» **Problem requirements**:
Copy exactly the lines of the records below, starting at the line that contains "What text is on this page?" and continuing through the last line, both included; omit any pictures.

..............................

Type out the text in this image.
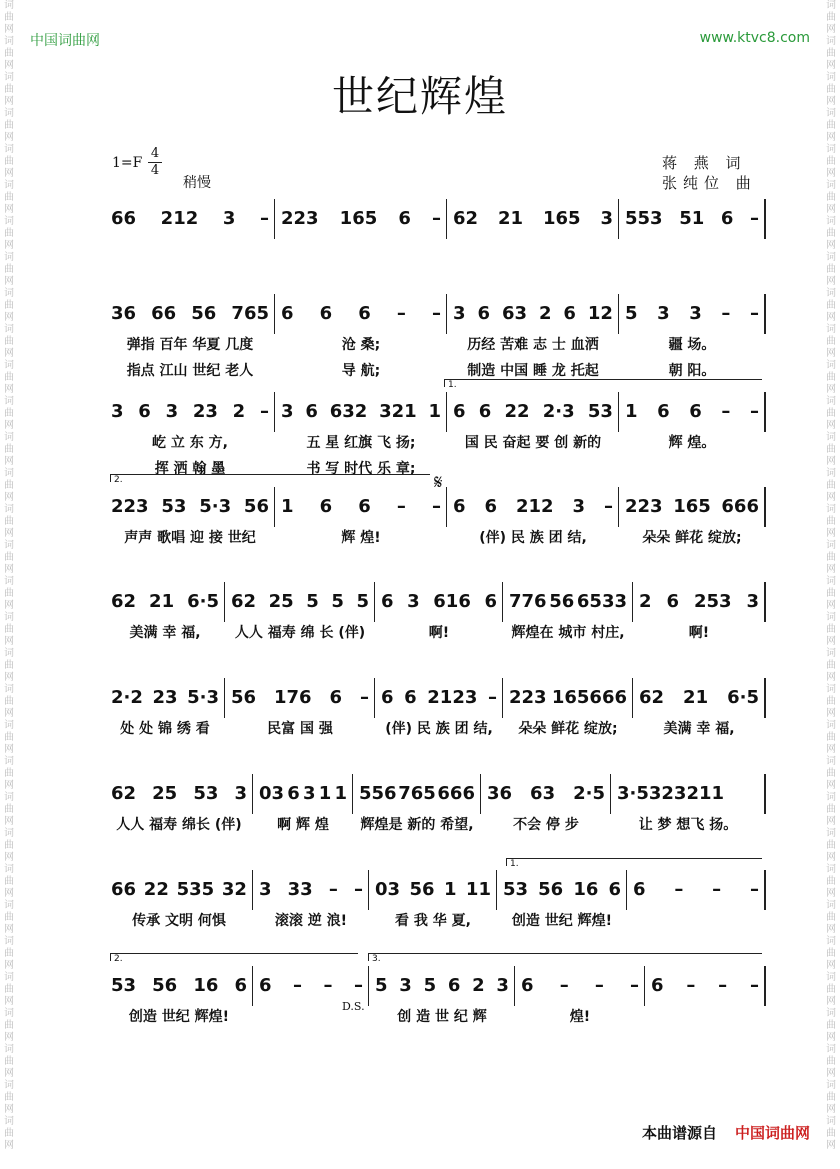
词曲网词曲网词曲网词曲网词曲网词曲网词曲网词曲网词曲网词曲网词曲网词曲网词曲网词曲网词曲网词曲网词曲网词曲网词曲网词曲网词曲网词曲网词曲网词曲网词曲网词曲网词曲网词曲网词曲网词曲网词曲网词曲网
词曲网词曲网词曲网词曲网词曲网词曲网词曲网词曲网词曲网词曲网词曲网词曲网词曲网词曲网词曲网词曲网词曲网词曲网词曲网词曲网词曲网词曲网词曲网词曲网词曲网词曲网词曲网词曲网词曲网词曲网词曲网词曲网
中国词曲网	www.ktvc8.com
世纪辉煌
$1=F \frac{4}{4}$
稍慢
蒋 燕 词
张纯位 曲
66 212 3 – 223 165 6 – 62 21 165 3 553 51 6 –
36 66 56 765 6 6 6 – – 3 6 63 2 6 12 5 3 3 – –
弹指 百年 华夏 几度	沧 桑;	历经 苦难 志 士 血洒	疆 场。
指点 江山 世纪 老人	导 航;	制造 中国 睡 龙 托起	朝 阳。
3 6 3 23 2 – 3 6 632 321 1 6 6 22 2·3 53 1 6 6 – –
屹 立 东 方,	五 星 红旗 飞 扬;	国 民 奋起 要 创 新的	辉 煌。
挥 洒 翰 墨	书 写 时代 乐 章;
223 53 5·3 56 1 6 6 – – 6 6 212 3 – 223 165 666
声声 歌唱 迎 接 世纪	辉 煌!	(伴) 民 族 团 结,	朵朵 鲜花 绽放;
62 21 6·5 62 25 5 5 5 6 3 616 6 776 56 6533 2 6 253 3
美满 幸 福,	人人 福寿 绵 长 (伴)	啊!	辉煌在 城市 村庄,	啊!
2·2 23 5·3 56 176 6 – 6 6 2123 – 223 165666 62 21 6·5
处 处 锦 绣 看	民富 国 强	(伴) 民 族 团 结,	朵朵 鲜花 绽放;	美满 幸 福,
62 25 53 3 03 6 3 1 1 556 765 666 36 63 2·5 3·5323211
人人 福寿 绵长 (伴)	啊 辉 煌	辉煌是 新的 希望,	不会 停 步	让 梦 想飞 扬。
66 22 535 32 3 33 – – 03 56 1 11 53 56 16 6 6 – – –
传承 文明 何惧	滚滚 逆 浪!	看 我 华 夏,	创造 世纪 辉煌!
53 56 16 6 6 – – – 5 3 5 6 2 3 6 – – – 6 – – –
创造 世纪 辉煌!	创 造 世 纪 辉	煌!
本曲谱源自 中国词曲网
1.
2.
1.
2.	3.
𝄋
D.S.
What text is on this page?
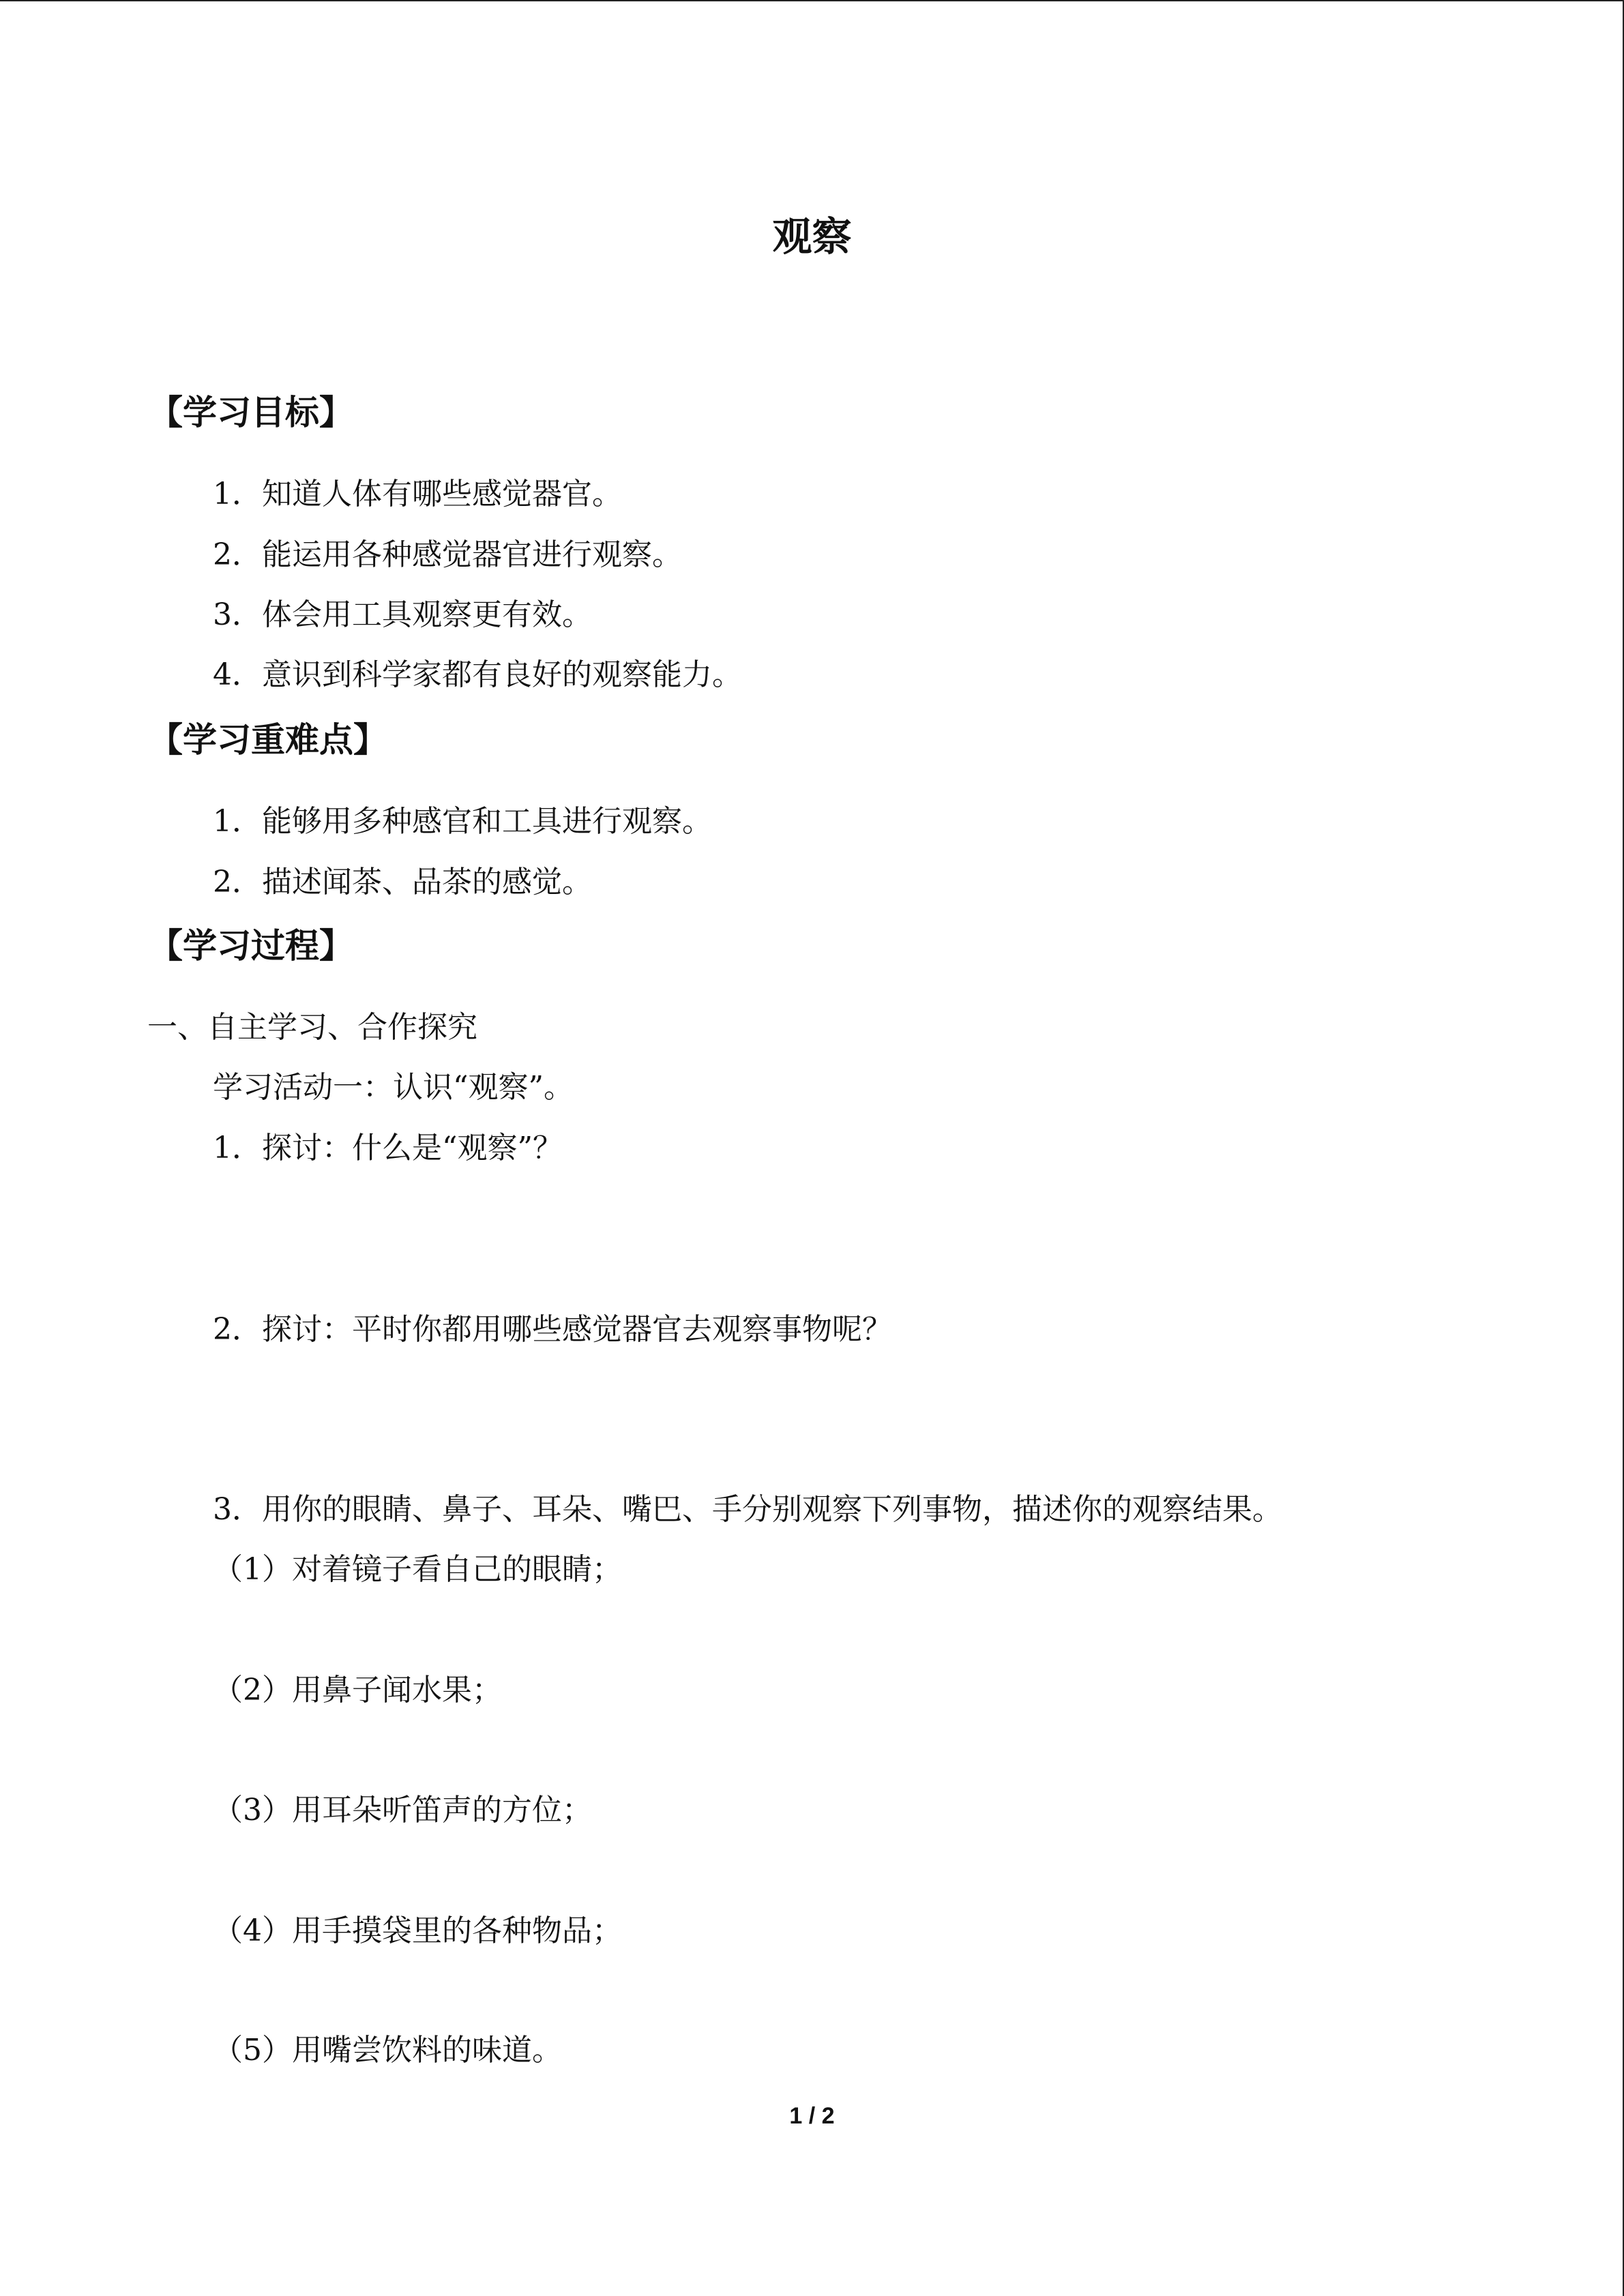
观察
【学习目标】
1．知道人体有哪些感觉器官。
2．能运用各种感觉器官进行观察。
3．体会用工具观察更有效。
4．意识到科学家都有良好的观察能力。
【学习重难点】
1．能够用多种感官和工具进行观察。
2．描述闻茶、品茶的感觉。
【学习过程】
一、自主学习、合作探究
学习活动一：认识“观察”。
1．探讨：什么是“观察”？
2．探讨：平时你都用哪些感觉器官去观察事物呢？
3．用你的眼睛、鼻子、耳朵、嘴巴、手分别观察下列事物，描述你的观察结果。
（1）对着镜子看自己的眼睛；
（2）用鼻子闻水果；
（3）用耳朵听笛声的方位；
（4）用手摸袋里的各种物品；
（5）用嘴尝饮料的味道。
1 / 2
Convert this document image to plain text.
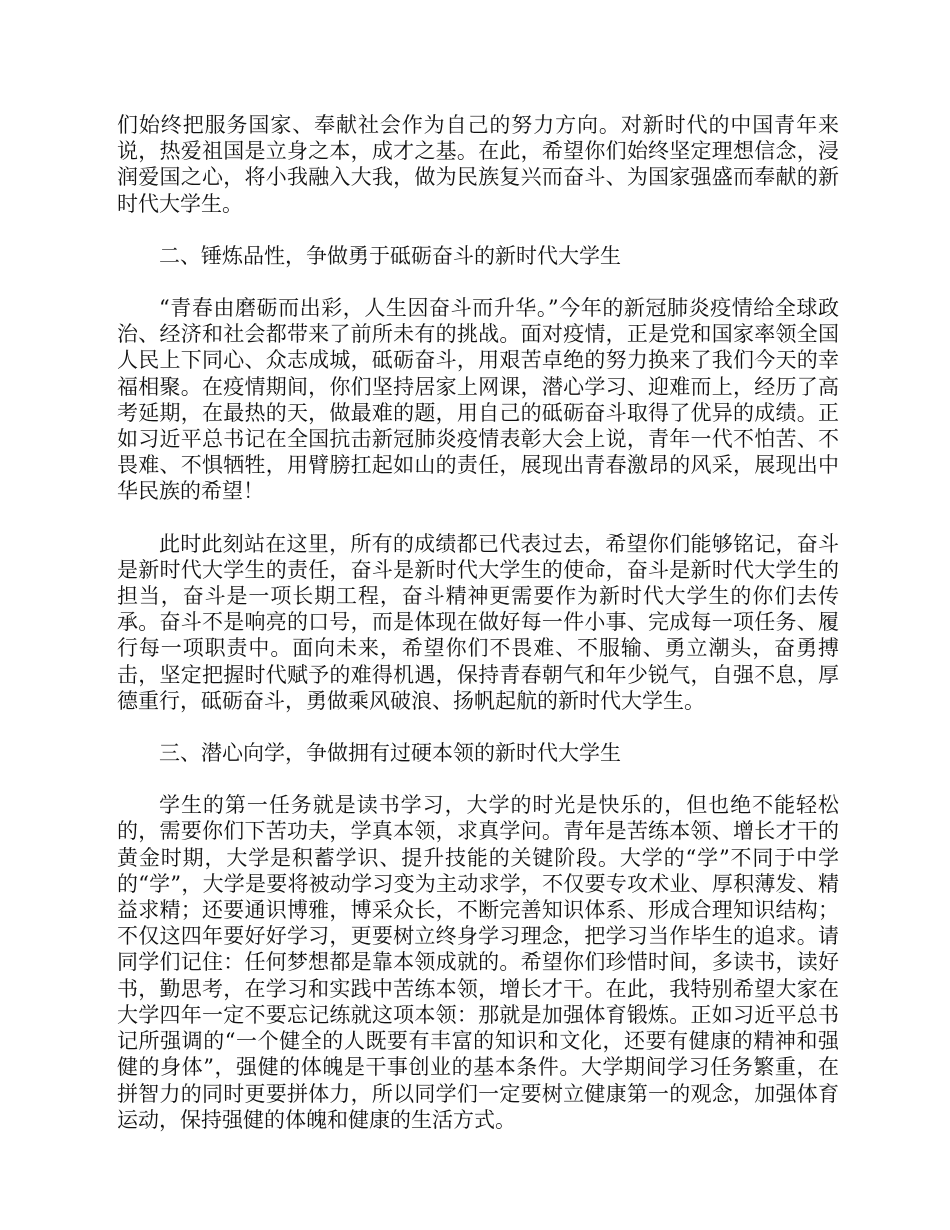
们始终把服务国家、奉献社会作为自己的努力方向。对新时代的中国青年来说，热爱祖国是立身之本，成才之基。在此，希望你们始终坚定理想信念，浸润爱国之心，将小我融入大我，做为民族复兴而奋斗、为国家强盛而奉献的新时代大学生。

二、锤炼品性，争做勇于砥砺奋斗的新时代大学生

“青春由磨砺而出彩，人生因奋斗而升华。”今年的新冠肺炎疫情给全球政治、经济和社会都带来了前所未有的挑战。面对疫情，正是党和国家率领全国人民上下同心、众志成城，砥砺奋斗，用艰苦卓绝的努力换来了我们今天的幸福相聚。在疫情期间，你们坚持居家上网课，潜心学习、迎难而上，经历了高考延期，在最热的天，做最难的题，用自己的砥砺奋斗取得了优异的成绩。正如习近平总书记在全国抗击新冠肺炎疫情表彰大会上说，青年一代不怕苦、不畏难、不惧牺牲，用臂膀扛起如山的责任，展现出青春激昂的风采，展现出中华民族的希望！

此时此刻站在这里，所有的成绩都已代表过去，希望你们能够铭记，奋斗是新时代大学生的责任，奋斗是新时代大学生的使命，奋斗是新时代大学生的担当，奋斗是一项长期工程，奋斗精神更需要作为新时代大学生的你们去传承。奋斗不是响亮的口号，而是体现在做好每一件小事、完成每一项任务、履行每一项职责中。面向未来，希望你们不畏难、不服输、勇立潮头，奋勇搏击，坚定把握时代赋予的难得机遇，保持青春朝气和年少锐气，自强不息，厚德重行，砥砺奋斗，勇做乘风破浪、扬帆起航的新时代大学生。

三、潜心向学，争做拥有过硬本领的新时代大学生

学生的第一任务就是读书学习，大学的时光是快乐的，但也绝不能轻松的，需要你们下苦功夫，学真本领，求真学问。青年是苦练本领、增长才干的黄金时期，大学是积蓄学识、提升技能的关键阶段。大学的“学”不同于中学的“学”，大学是要将被动学习变为主动求学，不仅要专攻术业、厚积薄发、精益求精；还要通识博雅，博采众长，不断完善知识体系、形成合理知识结构；不仅这四年要好好学习，更要树立终身学习理念，把学习当作毕生的追求。请同学们记住：任何梦想都是靠本领成就的。希望你们珍惜时间，多读书，读好书，勤思考，在学习和实践中苦练本领，增长才干。在此，我特别希望大家在大学四年一定不要忘记练就这项本领：那就是加强体育锻炼。正如习近平总书记所强调的“一个健全的人既要有丰富的知识和文化，还要有健康的精神和强健的身体”，强健的体魄是干事创业的基本条件。大学期间学习任务繁重，在拼智力的同时更要拼体力，所以同学们一定要树立健康第一的观念，加强体育运动，保持强健的体魄和健康的生活方式。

..............................

» **Exercise response**:
What text is on this page?
观察
【学习目标】
1．知道人体有哪些感觉器官。
2．能运用各种感觉器官进行观察。
3．体会用工具观察更有效。
4．意识到科学家都有良好的观察能力。
【学习重难点】
1．能够用多种感官和工具进行观察。
2．描述闻茶、品茶的感觉。
【学习过程】
一、自主学习、合作探究
学习活动一：认识“观察”。
1．探讨：什么是“观察”？
2．探讨：平时你都用哪些感觉器官去观察事物呢？
3．用你的眼睛、鼻子、耳朵、嘴巴、手分别观察下列事物，描述你的观察结果。
（1）对着镜子看自己的眼睛；
（2）用鼻子闻水果；
（3）用耳朵听笛声的方位；
（4）用手摸袋里的各种物品；
（5）用嘴尝饮料的味道。
1 / 2
Convert this document image to plain text.
们始终把服务国家、奉献社会作为自己的努力方向。对新时代的中国青年来说，热爱祖国是立身之本，成才之基。在此，希望你们始终坚定理想信念，浸润爱国之心，将小我融入大我，做为民族复兴而奋斗、为国家强盛而奉献的新时代大学生。

二、锤炼品性，争做勇于砥砺奋斗的新时代大学生

“青春由磨砺而出彩，人生因奋斗而升华。”今年的新冠肺炎疫情给全球政治、经济和社会都带来了前所未有的挑战。面对疫情，正是党和国家率领全国人民上下同心、众志成城，砥砺奋斗，用艰苦卓绝的努力换来了我们今天的幸福相聚。在疫情期间，你们坚持居家上网课，潜心学习、迎难而上，经历了高考延期，在最热的天，做最难的题，用自己的砥砺奋斗取得了优异的成绩。正如习近平总书记在全国抗击新冠肺炎疫情表彰大会上说，青年一代不怕苦、不畏难、不惧牺牲，用臂膀扛起如山的责任，展现出青春激昂的风采，展现出中华民族的希望！

此时此刻站在这里，所有的成绩都已代表过去，希望你们能够铭记，奋斗是新时代大学生的责任，奋斗是新时代大学生的使命，奋斗是新时代大学生的担当，奋斗是一项长期工程，奋斗精神更需要作为新时代大学生的你们去传承。奋斗不是响亮的口号，而是体现在做好每一件小事、完成每一项任务、履行每一项职责中。面向未来，希望你们不畏难、不服输、勇立潮头，奋勇搏击，坚定把握时代赋予的难得机遇，保持青春朝气和年少锐气，自强不息，厚德重行，砥砺奋斗，勇做乘风破浪、扬帆起航的新时代大学生。

三、潜心向学，争做拥有过硬本领的新时代大学生

学生的第一任务就是读书学习，大学的时光是快乐的，但也绝不能轻松的，需要你们下苦功夫，学真本领，求真学问。青年是苦练本领、增长才干的黄金时期，大学是积蓄学识、提升技能的关键阶段。大学的“学”不同于中学的“学”，大学是要将被动学习变为主动求学，不仅要专攻术业、厚积薄发、精益求精；还要通识博雅，博采众长，不断完善知识体系、形成合理知识结构；不仅这四年要好好学习，更要树立终身学习理念，把学习当作毕生的追求。请同学们记住：任何梦想都是靠本领成就的。希望你们珍惜时间，多读书，读好书，勤思考，在学习和实践中苦练本领，增长才干。在此，我特别希望大家在大学四年一定不要忘记练就这项本领：那就是加强体育锻炼。正如习近平总书记所强调的“一个健全的人既要有丰富的知识和文化，还要有健康的精神和强健的身体”，强健的体魄是干事创业的基本条件。大学期间学习任务繁重，在拼智力的同时更要拼体力，所以同学们一定要树立健康第一的观念，加强体育运动，保持强健的体魄和健康的生活方式。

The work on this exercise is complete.